# Requirement
Identify all lines below that hold "پیشنهادات" and collect them.

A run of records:

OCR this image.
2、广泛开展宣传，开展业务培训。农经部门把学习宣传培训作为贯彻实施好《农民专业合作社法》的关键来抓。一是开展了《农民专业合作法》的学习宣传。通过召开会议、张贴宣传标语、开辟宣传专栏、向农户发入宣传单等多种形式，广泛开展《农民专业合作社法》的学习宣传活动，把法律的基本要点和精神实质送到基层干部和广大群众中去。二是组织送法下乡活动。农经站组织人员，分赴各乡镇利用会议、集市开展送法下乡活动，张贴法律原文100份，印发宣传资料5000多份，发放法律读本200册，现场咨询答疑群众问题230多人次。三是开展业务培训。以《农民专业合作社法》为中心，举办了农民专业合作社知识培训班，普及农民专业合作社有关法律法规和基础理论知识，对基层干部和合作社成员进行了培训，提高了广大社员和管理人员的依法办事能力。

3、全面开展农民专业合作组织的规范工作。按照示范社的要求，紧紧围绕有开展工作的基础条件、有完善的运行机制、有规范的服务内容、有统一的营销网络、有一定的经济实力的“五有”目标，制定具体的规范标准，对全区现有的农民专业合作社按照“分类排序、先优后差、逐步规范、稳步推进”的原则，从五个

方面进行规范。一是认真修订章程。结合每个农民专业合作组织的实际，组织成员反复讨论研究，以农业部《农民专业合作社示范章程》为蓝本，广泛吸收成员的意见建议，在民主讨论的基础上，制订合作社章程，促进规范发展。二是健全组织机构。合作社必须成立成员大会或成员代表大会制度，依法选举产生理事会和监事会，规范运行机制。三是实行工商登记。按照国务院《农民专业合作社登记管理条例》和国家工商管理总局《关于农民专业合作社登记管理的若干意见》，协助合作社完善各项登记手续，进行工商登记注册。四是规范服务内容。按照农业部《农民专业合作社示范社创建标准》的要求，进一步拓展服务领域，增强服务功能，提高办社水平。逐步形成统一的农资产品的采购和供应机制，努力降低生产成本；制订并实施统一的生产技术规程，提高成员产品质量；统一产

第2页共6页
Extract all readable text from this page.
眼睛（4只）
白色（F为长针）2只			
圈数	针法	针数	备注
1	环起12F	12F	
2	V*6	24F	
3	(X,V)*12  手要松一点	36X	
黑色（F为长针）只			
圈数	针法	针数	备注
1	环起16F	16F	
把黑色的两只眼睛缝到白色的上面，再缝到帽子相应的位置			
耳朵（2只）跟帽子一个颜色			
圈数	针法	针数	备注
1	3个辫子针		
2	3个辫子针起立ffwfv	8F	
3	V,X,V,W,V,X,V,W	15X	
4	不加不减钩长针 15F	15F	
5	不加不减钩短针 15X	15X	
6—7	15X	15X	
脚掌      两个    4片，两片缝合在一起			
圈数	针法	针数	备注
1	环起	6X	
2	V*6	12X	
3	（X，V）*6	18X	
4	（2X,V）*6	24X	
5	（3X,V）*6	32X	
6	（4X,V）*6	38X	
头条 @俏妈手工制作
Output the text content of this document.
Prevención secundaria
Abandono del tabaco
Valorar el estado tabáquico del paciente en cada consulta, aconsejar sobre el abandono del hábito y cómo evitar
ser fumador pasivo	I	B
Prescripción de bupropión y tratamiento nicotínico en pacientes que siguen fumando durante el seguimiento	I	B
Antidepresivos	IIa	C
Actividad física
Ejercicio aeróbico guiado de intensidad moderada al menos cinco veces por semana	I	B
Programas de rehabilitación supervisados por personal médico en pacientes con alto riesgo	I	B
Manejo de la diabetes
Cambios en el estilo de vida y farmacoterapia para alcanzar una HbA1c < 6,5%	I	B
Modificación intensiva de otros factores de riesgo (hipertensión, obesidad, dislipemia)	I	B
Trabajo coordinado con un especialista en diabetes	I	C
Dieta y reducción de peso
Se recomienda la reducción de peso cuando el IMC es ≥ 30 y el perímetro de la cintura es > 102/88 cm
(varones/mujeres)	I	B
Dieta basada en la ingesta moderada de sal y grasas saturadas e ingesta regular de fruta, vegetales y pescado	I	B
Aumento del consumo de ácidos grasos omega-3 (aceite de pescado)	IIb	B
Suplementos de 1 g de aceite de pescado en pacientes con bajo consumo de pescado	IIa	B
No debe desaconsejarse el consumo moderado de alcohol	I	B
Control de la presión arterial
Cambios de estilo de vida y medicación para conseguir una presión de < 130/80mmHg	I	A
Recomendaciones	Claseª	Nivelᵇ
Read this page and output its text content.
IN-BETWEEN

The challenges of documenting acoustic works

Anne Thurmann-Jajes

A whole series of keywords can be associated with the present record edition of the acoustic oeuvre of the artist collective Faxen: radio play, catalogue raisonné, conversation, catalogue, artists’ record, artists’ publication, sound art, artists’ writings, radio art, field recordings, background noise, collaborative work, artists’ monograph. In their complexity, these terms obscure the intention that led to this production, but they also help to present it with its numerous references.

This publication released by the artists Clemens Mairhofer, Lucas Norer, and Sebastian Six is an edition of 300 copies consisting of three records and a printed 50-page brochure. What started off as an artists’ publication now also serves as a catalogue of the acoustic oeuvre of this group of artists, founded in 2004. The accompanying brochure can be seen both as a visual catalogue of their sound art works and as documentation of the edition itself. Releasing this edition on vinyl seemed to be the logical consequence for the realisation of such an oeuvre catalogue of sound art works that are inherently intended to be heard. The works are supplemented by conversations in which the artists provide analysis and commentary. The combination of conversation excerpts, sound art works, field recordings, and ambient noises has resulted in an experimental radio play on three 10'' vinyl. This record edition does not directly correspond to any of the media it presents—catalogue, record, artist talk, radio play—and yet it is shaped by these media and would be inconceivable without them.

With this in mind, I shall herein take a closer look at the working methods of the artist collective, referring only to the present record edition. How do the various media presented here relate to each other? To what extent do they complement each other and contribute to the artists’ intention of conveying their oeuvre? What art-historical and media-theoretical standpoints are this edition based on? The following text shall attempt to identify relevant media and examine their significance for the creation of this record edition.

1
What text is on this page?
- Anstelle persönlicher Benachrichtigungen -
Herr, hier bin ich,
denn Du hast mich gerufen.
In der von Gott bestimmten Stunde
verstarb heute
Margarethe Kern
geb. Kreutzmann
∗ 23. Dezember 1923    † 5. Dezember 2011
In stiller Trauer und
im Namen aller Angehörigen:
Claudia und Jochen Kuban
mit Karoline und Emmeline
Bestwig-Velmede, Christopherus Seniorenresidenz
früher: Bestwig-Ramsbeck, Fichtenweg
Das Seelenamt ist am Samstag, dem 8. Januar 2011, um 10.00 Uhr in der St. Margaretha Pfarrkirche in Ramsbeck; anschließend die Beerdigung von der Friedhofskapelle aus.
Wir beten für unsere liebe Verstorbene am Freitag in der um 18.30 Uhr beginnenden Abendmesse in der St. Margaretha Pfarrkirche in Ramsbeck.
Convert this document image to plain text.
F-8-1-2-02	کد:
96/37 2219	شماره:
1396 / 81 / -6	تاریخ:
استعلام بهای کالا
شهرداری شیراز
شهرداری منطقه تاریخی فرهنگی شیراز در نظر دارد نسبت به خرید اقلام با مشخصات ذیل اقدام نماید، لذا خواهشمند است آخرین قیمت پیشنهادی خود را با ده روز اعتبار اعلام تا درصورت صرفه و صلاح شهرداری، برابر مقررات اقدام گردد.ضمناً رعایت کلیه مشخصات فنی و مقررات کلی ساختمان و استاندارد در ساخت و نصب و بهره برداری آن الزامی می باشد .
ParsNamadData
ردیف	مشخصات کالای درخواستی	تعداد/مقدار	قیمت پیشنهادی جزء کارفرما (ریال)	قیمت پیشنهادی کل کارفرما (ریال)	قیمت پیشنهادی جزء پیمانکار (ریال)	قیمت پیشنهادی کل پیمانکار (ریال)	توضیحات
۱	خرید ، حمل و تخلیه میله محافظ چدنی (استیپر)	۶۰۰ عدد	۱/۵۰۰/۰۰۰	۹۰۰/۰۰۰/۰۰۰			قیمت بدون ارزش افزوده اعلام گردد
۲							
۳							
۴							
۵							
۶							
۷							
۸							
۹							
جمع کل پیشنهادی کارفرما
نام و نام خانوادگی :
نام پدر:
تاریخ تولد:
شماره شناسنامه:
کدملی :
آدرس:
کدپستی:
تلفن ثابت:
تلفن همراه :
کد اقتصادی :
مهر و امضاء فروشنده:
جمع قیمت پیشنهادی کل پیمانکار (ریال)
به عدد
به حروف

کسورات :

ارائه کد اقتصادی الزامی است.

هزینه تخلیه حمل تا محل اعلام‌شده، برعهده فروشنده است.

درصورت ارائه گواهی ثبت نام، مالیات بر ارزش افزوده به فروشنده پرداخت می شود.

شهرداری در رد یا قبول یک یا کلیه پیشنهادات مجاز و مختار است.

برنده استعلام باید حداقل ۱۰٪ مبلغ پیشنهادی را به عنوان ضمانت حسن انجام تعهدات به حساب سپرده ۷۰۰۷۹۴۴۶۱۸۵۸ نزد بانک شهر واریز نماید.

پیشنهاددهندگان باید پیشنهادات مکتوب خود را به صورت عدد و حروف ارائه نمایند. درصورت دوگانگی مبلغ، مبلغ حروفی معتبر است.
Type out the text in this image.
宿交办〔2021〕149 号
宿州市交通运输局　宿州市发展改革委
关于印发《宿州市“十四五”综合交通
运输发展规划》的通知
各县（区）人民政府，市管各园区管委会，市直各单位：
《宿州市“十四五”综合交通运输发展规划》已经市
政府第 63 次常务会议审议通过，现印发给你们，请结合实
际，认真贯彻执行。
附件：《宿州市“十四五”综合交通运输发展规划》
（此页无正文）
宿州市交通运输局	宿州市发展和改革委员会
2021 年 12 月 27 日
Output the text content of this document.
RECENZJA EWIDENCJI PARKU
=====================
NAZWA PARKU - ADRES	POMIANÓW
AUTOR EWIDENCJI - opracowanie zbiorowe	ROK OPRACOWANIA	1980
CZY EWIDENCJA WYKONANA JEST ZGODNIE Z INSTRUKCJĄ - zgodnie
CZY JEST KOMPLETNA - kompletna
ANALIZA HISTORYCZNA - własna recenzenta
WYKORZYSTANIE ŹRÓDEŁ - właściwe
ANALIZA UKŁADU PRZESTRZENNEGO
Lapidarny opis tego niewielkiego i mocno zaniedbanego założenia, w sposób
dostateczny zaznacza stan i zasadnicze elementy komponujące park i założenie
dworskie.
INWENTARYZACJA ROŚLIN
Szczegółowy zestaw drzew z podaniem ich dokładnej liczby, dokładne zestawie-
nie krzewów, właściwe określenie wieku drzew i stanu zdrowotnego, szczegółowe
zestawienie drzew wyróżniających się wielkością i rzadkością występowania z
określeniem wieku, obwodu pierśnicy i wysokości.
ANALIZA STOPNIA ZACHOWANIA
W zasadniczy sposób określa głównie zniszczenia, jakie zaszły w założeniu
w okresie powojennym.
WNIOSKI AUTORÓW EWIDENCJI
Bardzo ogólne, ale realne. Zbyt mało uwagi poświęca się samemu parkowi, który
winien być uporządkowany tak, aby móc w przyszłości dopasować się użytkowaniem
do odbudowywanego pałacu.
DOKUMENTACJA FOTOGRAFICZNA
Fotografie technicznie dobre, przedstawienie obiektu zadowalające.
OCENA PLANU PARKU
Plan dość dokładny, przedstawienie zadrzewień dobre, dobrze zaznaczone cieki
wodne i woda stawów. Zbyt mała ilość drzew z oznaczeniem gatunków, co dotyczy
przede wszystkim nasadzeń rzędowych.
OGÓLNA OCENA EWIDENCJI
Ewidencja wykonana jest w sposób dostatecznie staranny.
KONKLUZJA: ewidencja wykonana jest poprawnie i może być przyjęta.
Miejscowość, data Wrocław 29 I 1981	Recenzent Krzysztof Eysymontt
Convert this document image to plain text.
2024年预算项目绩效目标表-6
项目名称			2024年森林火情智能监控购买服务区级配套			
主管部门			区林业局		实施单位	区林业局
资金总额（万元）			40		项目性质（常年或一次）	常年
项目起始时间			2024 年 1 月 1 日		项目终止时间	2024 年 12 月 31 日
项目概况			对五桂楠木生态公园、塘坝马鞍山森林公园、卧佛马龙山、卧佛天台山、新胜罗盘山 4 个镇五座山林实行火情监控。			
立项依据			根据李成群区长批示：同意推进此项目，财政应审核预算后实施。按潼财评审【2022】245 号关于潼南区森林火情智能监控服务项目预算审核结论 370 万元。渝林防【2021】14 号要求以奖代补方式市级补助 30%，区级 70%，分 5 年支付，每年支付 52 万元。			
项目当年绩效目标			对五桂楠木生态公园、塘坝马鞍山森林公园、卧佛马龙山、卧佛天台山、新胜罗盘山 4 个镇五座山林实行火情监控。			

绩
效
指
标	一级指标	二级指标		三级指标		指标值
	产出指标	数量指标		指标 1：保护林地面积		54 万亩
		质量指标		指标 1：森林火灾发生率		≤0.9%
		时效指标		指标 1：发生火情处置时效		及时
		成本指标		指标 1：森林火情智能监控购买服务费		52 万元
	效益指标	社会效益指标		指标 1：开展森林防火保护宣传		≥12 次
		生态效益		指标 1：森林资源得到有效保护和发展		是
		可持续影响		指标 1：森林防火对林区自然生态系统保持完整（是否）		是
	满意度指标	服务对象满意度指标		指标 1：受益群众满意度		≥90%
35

# Exercise solution
شهرداری در رد یا قبول یک یا کلیه پیشنهادات مجاز و مختار است.
پیشنهاددهندگان باید پیشنهادات مکتوب خود را به صورت عدد و حروف ارائه نمایند. درصورت دوگانگی مبلغ، مبلغ حروفی معتبر است.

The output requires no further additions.